Short exercise: Collect from the data below each line with "bulk".

— BEGIN —

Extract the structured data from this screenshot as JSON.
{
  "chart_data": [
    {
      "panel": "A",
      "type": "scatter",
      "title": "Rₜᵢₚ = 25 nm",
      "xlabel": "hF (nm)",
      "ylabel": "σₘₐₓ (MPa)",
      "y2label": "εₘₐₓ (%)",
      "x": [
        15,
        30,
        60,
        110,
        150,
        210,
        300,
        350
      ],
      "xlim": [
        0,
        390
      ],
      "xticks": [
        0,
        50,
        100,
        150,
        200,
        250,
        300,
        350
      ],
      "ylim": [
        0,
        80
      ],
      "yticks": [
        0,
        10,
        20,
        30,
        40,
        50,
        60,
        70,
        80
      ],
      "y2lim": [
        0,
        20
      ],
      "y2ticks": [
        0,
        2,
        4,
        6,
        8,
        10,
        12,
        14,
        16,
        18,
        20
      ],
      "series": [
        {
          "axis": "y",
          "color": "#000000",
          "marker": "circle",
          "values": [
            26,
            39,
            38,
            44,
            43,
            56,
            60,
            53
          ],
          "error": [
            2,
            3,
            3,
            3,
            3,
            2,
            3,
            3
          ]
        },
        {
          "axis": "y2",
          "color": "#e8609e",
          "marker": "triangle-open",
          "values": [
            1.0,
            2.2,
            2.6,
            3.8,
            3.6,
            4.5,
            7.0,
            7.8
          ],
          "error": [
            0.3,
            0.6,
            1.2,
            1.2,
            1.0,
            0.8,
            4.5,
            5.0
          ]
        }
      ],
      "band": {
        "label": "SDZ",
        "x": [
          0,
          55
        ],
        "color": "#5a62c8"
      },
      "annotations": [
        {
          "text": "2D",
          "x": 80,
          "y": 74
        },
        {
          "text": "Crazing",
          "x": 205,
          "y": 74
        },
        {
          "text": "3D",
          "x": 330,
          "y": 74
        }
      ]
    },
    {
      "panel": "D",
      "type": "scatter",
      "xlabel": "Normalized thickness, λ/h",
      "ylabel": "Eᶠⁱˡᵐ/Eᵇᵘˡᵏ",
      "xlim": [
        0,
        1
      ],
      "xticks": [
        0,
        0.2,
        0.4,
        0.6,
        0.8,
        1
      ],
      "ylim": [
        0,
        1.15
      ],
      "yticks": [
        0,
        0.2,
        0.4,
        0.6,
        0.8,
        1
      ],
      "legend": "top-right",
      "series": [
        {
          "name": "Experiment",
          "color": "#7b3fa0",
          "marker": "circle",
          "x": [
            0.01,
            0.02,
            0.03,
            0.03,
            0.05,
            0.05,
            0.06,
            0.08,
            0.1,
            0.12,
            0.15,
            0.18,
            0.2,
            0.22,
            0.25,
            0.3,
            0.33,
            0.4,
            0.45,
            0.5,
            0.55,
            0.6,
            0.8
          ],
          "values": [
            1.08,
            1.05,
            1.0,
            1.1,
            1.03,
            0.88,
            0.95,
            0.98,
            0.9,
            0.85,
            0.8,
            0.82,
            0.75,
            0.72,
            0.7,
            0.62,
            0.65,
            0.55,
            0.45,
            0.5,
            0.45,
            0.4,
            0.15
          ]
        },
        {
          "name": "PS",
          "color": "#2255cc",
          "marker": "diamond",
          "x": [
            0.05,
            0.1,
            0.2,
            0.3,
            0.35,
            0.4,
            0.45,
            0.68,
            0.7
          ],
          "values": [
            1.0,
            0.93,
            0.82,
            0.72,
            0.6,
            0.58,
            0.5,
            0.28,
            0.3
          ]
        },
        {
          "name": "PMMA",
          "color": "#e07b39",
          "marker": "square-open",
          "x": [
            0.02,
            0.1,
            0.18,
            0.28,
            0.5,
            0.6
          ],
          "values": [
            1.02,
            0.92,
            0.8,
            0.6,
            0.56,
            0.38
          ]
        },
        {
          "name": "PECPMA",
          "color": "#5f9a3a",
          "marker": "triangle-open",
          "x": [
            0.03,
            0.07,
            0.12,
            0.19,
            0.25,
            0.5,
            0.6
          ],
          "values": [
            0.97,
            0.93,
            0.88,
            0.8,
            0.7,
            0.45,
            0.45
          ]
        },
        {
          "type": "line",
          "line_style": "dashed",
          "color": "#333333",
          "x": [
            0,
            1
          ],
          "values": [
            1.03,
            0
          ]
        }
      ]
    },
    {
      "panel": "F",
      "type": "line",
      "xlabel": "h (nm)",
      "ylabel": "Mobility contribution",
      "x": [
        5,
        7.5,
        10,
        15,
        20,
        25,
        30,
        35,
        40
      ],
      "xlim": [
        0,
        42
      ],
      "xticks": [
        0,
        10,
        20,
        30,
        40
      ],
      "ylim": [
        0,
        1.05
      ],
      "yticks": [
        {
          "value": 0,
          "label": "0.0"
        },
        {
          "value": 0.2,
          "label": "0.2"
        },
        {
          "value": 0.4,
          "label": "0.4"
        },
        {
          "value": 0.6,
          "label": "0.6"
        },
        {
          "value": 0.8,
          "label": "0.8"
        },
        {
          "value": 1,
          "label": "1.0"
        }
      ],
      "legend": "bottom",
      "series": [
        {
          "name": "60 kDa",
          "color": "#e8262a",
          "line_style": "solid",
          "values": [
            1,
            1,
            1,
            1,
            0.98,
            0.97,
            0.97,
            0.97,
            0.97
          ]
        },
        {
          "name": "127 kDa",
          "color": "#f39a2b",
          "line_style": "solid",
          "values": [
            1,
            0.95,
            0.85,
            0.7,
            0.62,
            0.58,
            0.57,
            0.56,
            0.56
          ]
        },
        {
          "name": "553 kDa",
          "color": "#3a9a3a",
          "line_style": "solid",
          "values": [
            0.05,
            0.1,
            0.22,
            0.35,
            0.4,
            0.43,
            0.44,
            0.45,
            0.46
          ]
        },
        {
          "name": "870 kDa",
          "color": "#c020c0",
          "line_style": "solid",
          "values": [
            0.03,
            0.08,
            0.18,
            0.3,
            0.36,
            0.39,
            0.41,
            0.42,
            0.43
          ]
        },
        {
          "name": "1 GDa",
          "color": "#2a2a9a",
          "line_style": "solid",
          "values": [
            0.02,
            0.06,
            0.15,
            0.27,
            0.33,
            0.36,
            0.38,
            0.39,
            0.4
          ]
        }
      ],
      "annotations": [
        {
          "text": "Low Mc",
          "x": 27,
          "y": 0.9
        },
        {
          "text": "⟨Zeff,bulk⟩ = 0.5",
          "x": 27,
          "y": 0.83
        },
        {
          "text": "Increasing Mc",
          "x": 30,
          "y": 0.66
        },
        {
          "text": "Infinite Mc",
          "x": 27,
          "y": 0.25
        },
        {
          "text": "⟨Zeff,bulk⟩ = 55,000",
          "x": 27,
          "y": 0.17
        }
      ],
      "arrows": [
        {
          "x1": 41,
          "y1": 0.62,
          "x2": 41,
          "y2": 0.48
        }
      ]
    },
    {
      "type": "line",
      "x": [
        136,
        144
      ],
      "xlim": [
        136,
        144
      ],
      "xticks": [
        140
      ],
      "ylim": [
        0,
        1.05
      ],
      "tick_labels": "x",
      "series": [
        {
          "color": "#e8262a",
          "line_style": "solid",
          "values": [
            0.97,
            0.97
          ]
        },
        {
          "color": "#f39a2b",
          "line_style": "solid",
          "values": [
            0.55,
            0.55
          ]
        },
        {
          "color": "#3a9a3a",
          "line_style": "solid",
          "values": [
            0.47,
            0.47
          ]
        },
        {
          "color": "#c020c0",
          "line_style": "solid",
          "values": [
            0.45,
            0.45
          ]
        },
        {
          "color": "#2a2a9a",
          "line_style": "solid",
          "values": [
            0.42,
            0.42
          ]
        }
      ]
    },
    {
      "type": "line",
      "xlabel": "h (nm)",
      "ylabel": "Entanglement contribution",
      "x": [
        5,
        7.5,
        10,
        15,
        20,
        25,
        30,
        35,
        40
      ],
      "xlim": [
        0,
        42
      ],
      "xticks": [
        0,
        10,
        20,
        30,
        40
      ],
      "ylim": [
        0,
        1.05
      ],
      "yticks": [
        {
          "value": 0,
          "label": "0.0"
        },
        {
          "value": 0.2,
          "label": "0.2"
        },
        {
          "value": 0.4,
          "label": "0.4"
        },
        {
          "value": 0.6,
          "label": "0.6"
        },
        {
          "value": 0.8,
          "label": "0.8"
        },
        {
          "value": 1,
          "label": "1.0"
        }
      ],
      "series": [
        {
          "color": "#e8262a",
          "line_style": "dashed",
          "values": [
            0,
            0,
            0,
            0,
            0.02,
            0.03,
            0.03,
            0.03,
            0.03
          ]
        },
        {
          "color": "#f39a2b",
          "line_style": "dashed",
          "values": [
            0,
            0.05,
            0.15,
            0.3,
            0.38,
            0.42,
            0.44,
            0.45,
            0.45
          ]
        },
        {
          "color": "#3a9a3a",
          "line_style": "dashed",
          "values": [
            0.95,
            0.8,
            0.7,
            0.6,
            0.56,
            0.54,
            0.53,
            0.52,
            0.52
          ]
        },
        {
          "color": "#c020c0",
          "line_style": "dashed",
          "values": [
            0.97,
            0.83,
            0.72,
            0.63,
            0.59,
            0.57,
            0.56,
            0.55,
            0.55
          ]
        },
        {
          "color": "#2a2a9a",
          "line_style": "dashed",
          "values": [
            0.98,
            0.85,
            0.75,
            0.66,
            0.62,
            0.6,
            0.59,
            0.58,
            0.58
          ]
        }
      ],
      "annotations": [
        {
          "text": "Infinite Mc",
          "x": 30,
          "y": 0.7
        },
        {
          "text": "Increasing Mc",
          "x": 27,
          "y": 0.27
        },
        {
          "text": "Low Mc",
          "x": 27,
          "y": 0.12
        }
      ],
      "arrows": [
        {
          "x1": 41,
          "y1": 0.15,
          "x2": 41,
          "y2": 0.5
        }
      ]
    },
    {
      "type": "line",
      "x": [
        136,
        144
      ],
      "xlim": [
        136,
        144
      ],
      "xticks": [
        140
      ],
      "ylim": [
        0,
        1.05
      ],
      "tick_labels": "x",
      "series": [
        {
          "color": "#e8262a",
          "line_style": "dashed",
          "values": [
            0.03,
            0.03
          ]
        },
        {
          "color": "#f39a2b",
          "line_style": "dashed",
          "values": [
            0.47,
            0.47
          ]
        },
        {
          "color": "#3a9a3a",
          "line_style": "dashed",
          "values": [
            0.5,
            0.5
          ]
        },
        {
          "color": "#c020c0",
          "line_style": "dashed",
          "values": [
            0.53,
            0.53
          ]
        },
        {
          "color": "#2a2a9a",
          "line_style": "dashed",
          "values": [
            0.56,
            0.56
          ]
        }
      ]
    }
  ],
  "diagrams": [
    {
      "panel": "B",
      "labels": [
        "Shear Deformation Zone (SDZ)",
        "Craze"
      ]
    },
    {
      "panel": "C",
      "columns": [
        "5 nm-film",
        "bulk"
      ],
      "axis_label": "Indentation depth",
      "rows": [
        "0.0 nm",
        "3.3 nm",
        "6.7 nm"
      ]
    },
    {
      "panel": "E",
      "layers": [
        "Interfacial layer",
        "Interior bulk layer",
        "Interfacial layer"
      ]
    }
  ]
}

— END —

Task output:
          "text": "⟨Zeff,bulk⟩ = 0.5",
          "text": "⟨Zeff,bulk⟩ = 55,000",
        "bulk"
        "Interior bulk layer",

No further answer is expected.